++++ DATA SUPPLIED

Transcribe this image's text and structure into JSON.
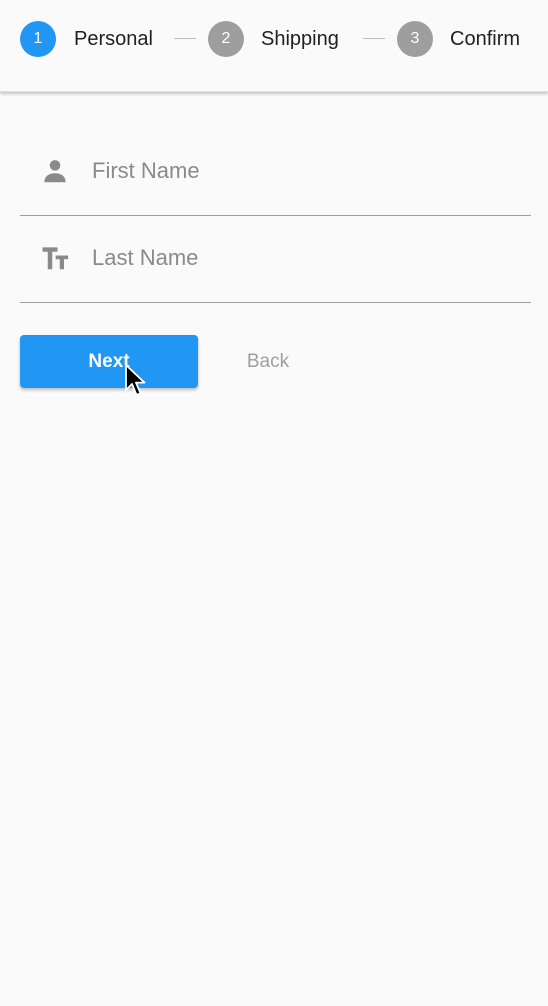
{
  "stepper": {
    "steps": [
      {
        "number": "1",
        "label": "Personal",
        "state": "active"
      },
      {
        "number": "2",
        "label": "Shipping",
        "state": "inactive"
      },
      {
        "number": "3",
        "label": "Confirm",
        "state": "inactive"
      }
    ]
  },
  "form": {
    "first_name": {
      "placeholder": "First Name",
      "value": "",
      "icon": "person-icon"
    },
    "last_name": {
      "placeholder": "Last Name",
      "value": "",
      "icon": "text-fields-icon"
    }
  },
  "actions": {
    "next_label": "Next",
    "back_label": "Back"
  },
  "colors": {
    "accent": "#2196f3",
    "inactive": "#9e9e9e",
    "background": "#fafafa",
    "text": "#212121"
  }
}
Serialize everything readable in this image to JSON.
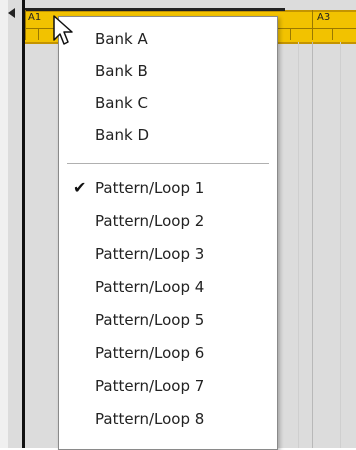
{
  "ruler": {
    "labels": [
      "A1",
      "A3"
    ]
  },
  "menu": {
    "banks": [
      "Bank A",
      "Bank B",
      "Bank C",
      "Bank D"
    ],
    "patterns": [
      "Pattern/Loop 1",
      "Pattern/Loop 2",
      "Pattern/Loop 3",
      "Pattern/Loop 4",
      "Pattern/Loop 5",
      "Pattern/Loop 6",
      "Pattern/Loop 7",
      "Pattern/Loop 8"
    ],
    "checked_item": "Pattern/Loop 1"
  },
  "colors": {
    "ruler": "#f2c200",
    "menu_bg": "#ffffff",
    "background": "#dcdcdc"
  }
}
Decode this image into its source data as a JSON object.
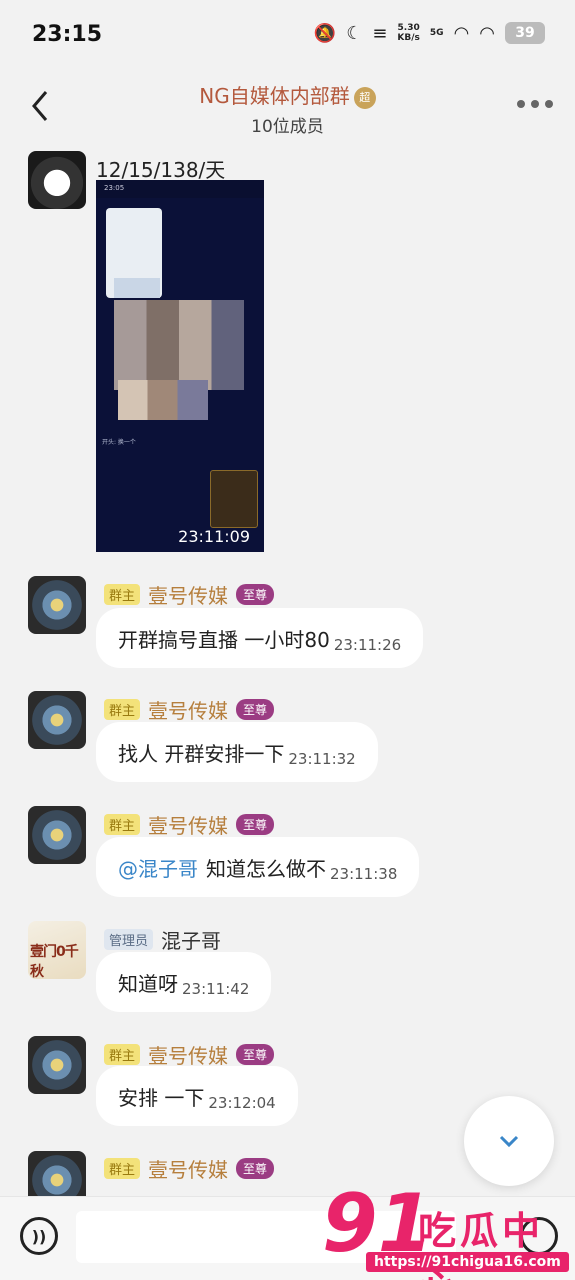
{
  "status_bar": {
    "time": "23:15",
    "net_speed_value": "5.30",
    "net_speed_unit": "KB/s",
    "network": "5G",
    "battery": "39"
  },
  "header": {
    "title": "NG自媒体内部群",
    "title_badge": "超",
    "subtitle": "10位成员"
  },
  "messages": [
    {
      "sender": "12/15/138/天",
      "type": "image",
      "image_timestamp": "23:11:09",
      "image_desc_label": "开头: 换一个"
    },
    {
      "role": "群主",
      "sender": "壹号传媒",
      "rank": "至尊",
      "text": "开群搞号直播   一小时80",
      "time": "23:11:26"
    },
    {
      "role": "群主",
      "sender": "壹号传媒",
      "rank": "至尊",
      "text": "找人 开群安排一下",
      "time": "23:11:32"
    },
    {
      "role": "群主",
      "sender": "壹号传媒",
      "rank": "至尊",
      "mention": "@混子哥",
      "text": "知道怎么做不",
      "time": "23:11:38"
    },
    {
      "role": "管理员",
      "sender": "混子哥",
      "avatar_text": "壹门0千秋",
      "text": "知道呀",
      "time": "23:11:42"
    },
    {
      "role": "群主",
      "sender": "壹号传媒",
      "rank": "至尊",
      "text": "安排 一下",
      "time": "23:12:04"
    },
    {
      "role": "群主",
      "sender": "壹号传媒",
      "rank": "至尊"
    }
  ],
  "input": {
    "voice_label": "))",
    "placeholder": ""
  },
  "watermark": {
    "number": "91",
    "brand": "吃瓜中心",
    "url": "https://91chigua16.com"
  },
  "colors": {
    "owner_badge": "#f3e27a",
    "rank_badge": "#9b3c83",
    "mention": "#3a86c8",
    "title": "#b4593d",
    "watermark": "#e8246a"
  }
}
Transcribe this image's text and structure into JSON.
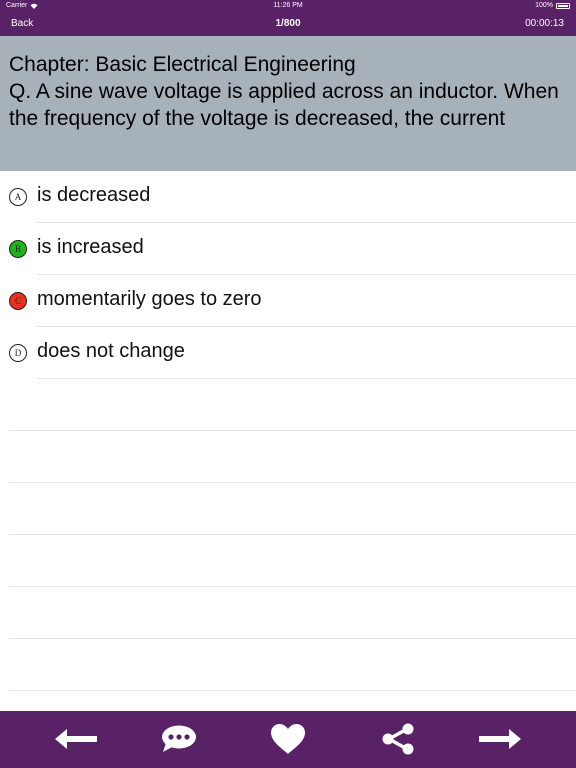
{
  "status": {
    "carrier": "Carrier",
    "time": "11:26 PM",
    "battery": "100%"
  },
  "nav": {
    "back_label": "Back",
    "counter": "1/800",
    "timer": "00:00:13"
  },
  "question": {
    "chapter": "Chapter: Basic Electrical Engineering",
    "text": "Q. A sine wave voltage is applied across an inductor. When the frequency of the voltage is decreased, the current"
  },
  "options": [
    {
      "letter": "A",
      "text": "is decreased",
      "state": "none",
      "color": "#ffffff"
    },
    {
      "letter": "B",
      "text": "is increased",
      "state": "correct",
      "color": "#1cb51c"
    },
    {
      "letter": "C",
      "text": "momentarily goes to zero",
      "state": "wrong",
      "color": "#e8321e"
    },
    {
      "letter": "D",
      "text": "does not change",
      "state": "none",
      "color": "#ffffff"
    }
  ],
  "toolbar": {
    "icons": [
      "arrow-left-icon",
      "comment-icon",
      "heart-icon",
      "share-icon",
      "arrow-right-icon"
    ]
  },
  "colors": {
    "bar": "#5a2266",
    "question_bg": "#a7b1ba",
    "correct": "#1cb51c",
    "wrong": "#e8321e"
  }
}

++++++++
++++ DATA SUPPLIED

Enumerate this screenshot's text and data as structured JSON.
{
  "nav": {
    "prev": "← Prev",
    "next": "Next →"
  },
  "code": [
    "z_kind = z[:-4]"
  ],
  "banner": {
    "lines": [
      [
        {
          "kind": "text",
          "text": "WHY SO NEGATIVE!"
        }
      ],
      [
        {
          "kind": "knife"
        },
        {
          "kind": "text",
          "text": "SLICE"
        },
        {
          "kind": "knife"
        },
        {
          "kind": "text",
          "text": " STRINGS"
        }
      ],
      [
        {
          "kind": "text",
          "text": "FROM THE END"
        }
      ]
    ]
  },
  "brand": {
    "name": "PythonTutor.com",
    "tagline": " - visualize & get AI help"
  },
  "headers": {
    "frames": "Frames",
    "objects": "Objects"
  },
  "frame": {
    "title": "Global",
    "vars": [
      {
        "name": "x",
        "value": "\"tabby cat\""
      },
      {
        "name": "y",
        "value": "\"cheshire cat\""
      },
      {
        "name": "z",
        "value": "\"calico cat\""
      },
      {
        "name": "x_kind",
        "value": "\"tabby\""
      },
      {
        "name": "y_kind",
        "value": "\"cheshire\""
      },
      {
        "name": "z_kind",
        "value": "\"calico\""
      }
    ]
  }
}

++++++++

TASK GOAL → How many lines in the records above hold the word "state"? Give only the number.

FINAL RESULT → 7